+++ Records provided

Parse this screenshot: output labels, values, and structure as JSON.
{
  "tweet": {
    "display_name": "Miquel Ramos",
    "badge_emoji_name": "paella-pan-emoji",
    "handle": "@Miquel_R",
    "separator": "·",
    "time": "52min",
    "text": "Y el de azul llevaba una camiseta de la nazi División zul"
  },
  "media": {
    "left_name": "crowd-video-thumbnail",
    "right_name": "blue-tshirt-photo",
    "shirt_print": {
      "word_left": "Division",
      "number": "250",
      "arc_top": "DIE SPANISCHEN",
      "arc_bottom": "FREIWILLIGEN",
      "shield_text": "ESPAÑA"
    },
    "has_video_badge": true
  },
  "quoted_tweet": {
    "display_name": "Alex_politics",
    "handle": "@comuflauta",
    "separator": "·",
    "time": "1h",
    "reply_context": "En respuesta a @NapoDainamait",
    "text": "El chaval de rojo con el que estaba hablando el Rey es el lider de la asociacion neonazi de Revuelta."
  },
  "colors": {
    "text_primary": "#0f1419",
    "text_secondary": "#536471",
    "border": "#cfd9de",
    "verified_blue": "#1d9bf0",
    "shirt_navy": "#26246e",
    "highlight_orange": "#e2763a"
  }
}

++++++
+++ Records provided

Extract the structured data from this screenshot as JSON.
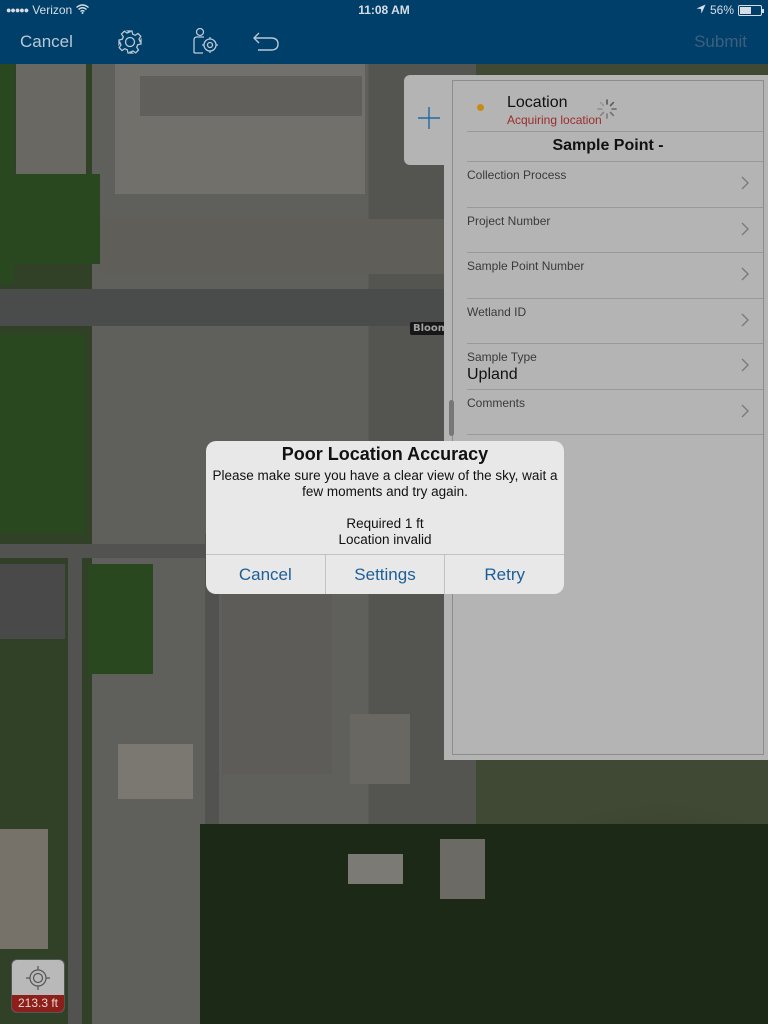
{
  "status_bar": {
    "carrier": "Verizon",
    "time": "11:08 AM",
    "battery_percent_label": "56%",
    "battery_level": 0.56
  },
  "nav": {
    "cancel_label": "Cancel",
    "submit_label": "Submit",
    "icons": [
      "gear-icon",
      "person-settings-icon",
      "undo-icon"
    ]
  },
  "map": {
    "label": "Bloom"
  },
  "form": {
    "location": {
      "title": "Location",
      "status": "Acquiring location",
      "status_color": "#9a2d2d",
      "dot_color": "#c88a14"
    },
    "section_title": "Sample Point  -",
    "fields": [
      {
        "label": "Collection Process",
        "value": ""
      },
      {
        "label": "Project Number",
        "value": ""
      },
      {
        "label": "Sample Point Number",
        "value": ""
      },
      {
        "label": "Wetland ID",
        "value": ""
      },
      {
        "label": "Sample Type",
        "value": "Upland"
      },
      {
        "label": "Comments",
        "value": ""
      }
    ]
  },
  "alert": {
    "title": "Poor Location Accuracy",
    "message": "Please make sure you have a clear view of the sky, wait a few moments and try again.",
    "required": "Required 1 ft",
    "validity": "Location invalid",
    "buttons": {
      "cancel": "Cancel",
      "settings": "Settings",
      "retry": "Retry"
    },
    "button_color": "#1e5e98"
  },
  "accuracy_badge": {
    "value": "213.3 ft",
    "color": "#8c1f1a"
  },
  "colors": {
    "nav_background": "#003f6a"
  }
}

++++++

# Task prompt
Every line that holds the word "JSON" should be extracted.

# Written response
Parse this screenshot: output labels, values, and structure as JSON.
Extract the structured data from this screenshot as JSON.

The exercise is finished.